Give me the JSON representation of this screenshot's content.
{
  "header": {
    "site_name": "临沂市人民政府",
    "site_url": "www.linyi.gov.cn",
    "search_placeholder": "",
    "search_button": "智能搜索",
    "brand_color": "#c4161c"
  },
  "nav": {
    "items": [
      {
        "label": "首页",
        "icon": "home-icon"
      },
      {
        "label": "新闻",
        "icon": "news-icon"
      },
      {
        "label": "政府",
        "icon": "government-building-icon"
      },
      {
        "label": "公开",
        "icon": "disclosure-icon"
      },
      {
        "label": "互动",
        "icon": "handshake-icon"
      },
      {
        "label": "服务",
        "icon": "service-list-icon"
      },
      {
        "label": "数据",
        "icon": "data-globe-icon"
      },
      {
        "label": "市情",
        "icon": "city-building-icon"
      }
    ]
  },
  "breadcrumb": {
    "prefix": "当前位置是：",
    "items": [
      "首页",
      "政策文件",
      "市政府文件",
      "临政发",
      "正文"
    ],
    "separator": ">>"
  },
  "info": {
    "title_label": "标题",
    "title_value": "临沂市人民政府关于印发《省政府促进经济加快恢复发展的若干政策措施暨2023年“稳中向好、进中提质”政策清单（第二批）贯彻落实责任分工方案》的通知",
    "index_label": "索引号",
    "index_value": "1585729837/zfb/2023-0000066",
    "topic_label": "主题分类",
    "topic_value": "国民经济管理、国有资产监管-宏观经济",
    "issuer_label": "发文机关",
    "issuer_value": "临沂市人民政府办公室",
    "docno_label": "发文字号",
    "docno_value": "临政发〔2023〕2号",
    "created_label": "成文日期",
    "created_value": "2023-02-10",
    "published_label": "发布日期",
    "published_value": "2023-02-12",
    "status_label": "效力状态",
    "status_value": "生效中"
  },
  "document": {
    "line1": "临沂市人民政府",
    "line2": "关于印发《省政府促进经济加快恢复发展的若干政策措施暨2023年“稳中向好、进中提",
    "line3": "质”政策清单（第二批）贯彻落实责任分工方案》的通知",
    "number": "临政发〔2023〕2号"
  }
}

* Exercise objective *
Identify and copy all lines with the word "icon".

* Finished task *
        "icon": "home-icon"
        "icon": "news-icon"
        "icon": "government-building-icon"
        "icon": "disclosure-icon"
        "icon": "handshake-icon"
        "icon": "service-list-icon"
        "icon": "data-globe-icon"
        "icon": "city-building-icon"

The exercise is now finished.